WHAT YOU SHOULD DO: Set down the material below in full, matching it exactly.

▼

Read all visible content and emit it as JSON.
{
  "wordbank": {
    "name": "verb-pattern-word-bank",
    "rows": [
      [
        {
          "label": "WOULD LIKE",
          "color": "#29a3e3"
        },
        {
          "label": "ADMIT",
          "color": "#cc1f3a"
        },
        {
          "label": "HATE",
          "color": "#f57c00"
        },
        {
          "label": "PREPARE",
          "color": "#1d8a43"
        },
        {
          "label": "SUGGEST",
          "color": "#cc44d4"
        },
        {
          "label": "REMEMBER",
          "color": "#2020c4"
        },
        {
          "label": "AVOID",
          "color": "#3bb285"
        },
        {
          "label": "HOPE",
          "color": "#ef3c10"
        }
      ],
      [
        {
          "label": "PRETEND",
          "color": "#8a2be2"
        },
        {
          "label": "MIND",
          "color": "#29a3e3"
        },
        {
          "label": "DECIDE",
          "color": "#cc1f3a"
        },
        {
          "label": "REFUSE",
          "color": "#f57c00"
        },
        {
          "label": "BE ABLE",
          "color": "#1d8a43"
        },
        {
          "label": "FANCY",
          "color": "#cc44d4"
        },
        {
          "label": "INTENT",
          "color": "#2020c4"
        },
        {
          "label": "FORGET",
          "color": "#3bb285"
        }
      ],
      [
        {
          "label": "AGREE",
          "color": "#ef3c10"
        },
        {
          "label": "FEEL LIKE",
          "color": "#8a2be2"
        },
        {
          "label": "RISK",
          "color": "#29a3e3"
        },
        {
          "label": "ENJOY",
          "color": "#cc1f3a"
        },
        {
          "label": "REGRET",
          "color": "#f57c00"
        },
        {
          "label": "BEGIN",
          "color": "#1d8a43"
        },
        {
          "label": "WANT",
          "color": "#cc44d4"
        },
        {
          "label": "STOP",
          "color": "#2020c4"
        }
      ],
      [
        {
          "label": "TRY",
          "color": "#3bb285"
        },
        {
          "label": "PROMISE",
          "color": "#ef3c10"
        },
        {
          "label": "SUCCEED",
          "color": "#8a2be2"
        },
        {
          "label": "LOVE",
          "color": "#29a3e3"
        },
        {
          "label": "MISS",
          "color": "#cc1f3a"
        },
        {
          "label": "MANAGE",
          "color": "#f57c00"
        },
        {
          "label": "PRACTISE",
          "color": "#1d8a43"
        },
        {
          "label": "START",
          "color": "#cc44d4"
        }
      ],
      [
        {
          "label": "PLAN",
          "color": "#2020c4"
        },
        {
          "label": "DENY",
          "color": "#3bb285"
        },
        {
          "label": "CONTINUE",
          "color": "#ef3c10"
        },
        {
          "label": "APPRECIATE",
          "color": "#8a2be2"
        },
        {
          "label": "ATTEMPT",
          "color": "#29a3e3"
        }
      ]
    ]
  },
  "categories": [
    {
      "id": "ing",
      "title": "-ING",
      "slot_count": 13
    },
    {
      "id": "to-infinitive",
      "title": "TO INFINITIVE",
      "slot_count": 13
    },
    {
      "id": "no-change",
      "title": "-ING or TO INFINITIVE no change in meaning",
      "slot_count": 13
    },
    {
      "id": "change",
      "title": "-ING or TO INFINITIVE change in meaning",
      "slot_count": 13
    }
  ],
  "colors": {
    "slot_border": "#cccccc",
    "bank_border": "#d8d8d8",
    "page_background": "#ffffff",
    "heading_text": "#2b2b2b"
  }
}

▲

WORKED SOLUTION:
Read all visible content and emit it as JSON.
{
  "wordbank": {
    "name": "verb-pattern-word-bank",
    "rows": [
      [
        {
          "label": "WOULD LIKE",
          "color": "#29a3e3"
        },
        {
          "label": "ADMIT",
          "color": "#cc1f3a"
        },
        {
          "label": "HATE",
          "color": "#f57c00"
        },
        {
          "label": "PREPARE",
          "color": "#1d8a43"
        },
        {
          "label": "SUGGEST",
          "color": "#cc44d4"
        },
        {
          "label": "REMEMBER",
          "color": "#2020c4"
        },
        {
          "label": "AVOID",
          "color": "#3bb285"
        },
        {
          "label": "HOPE",
          "color": "#ef3c10"
        }
      ],
      [
        {
          "label": "PRETEND",
          "color": "#8a2be2"
        },
        {
          "label": "MIND",
          "color": "#29a3e3"
        },
        {
          "label": "DECIDE",
          "color": "#cc1f3a"
        },
        {
          "label": "REFUSE",
          "color": "#f57c00"
        },
        {
          "label": "BE ABLE",
          "color": "#1d8a43"
        },
        {
          "label": "FANCY",
          "color": "#cc44d4"
        },
        {
          "label": "INTENT",
          "color": "#2020c4"
        },
        {
          "label": "FORGET",
          "color": "#3bb285"
        }
      ],
      [
        {
          "label": "AGREE",
          "color": "#ef3c10"
        },
        {
          "label": "FEEL LIKE",
          "color": "#8a2be2"
        },
        {
          "label": "RISK",
          "color": "#29a3e3"
        },
        {
          "label": "ENJOY",
          "color": "#cc1f3a"
        },
        {
          "label": "REGRET",
          "color": "#f57c00"
        },
        {
          "label": "BEGIN",
          "color": "#1d8a43"
        },
        {
          "label": "WANT",
          "color": "#cc44d4"
        },
        {
          "label": "STOP",
          "color": "#2020c4"
        }
      ],
      [
        {
          "label": "TRY",
          "color": "#3bb285"
        },
        {
          "label": "PROMISE",
          "color": "#ef3c10"
        },
        {
          "label": "SUCCEED",
          "color": "#8a2be2"
        },
        {
          "label": "LOVE",
          "color": "#29a3e3"
        },
        {
          "label": "MISS",
          "color": "#cc1f3a"
        },
        {
          "label": "MANAGE",
          "color": "#f57c00"
        },
        {
          "label": "PRACTISE",
          "color": "#1d8a43"
        },
        {
          "label": "START",
          "color": "#cc44d4"
        }
      ],
      [
        {
          "label": "PLAN",
          "color": "#2020c4"
        },
        {
          "label": "DENY",
          "color": "#3bb285"
        },
        {
          "label": "CONTINUE",
          "color": "#ef3c10"
        },
        {
          "label": "APPRECIATE",
          "color": "#8a2be2"
        },
        {
          "label": "ATTEMPT",
          "color": "#29a3e3"
        }
      ]
    ]
  },
  "categories": [
    {
      "id": "ing",
      "title": "-ING",
      "slot_count": 13
    },
    {
      "id": "to-infinitive",
      "title": "TO INFINITIVE",
      "slot_count": 13
    },
    {
      "id": "no-change",
      "title": "-ING or TO INFINITIVE no change in meaning",
      "slot_count": 13
    },
    {
      "id": "change",
      "title": "-ING or TO INFINITIVE change in meaning",
      "slot_count": 13
    }
  ],
  "colors": {
    "slot_border": "#cccccc",
    "bank_border": "#d8d8d8",
    "page_background": "#ffffff",
    "heading_text": "#2b2b2b"
  }
}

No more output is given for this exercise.